(Data):
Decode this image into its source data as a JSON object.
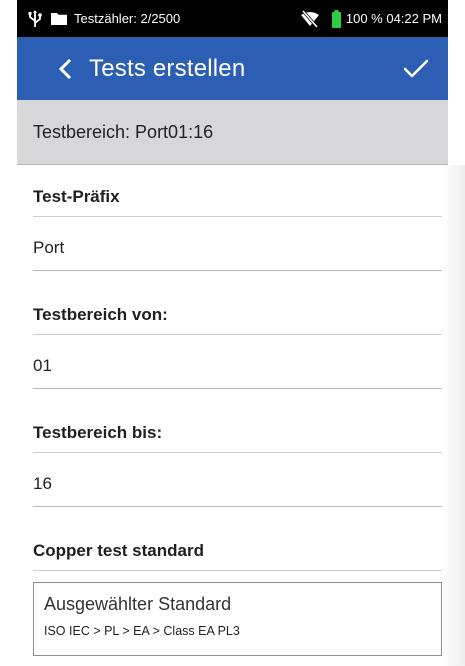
{
  "status_bar": {
    "test_counter": "Testzähler: 2/2500",
    "battery_time": "100 % 04:22 PM",
    "icons": [
      "usb-icon",
      "folder-icon",
      "no-signal-icon",
      "battery-icon"
    ],
    "battery_color": "#2ecc40"
  },
  "app_bar": {
    "title": "Tests erstellen",
    "back_icon": "chevron-left-icon",
    "confirm_icon": "checkmark-icon",
    "color": "#2c5fb4"
  },
  "range_header": {
    "text": "Testbereich: Port01:16"
  },
  "form": {
    "prefix_label": "Test-Präfix",
    "prefix_value": "Port",
    "from_label": "Testbereich von:",
    "from_value": "01",
    "to_label": "Testbereich bis:",
    "to_value": "16",
    "standard_label": "Copper test standard",
    "standard_box_title": "Ausgewählter Standard",
    "standard_box_path": "ISO IEC > PL > EA > Class EA PL3"
  }
}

(Your goal): Copy the listing exactly. Any image in it stays out of the copy.

(Task solution):
Decode this image into its source data as a JSON object.
{
  "status_bar": {
    "test_counter": "Testzähler: 2/2500",
    "battery_time": "100 % 04:22 PM",
    "icons": [
      "usb-icon",
      "folder-icon",
      "no-signal-icon",
      "battery-icon"
    ],
    "battery_color": "#2ecc40"
  },
  "app_bar": {
    "title": "Tests erstellen",
    "back_icon": "chevron-left-icon",
    "confirm_icon": "checkmark-icon",
    "color": "#2c5fb4"
  },
  "range_header": {
    "text": "Testbereich: Port01:16"
  },
  "form": {
    "prefix_label": "Test-Präfix",
    "prefix_value": "Port",
    "from_label": "Testbereich von:",
    "from_value": "01",
    "to_label": "Testbereich bis:",
    "to_value": "16",
    "standard_label": "Copper test standard",
    "standard_box_title": "Ausgewählter Standard",
    "standard_box_path": "ISO IEC > PL > EA > Class EA PL3"
  }
}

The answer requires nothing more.